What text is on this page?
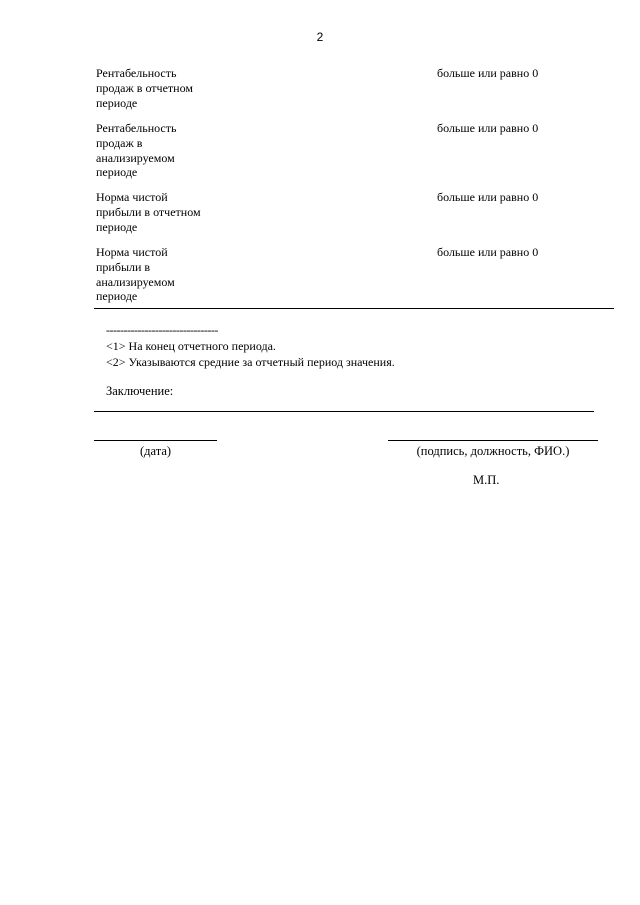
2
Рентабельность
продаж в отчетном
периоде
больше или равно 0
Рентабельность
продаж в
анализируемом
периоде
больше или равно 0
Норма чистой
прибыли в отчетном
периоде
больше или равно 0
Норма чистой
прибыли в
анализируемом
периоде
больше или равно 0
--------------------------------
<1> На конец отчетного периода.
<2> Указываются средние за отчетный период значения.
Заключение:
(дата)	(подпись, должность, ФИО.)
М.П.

WRITTEN PROBLEM -
Return the listing above in full and without alteration, excluding its pictures.

WORKED ANSWER -
What text is on this page?
2
Рентабельность
продаж в отчетном
периоде
больше или равно 0
Рентабельность
продаж в
анализируемом
периоде
больше или равно 0
Норма чистой
прибыли в отчетном
периоде
больше или равно 0
Норма чистой
прибыли в
анализируемом
периоде
больше или равно 0
--------------------------------
<1> На конец отчетного периода.
<2> Указываются средние за отчетный период значения.
Заключение:
(дата)	(подпись, должность, ФИО.)
М.П.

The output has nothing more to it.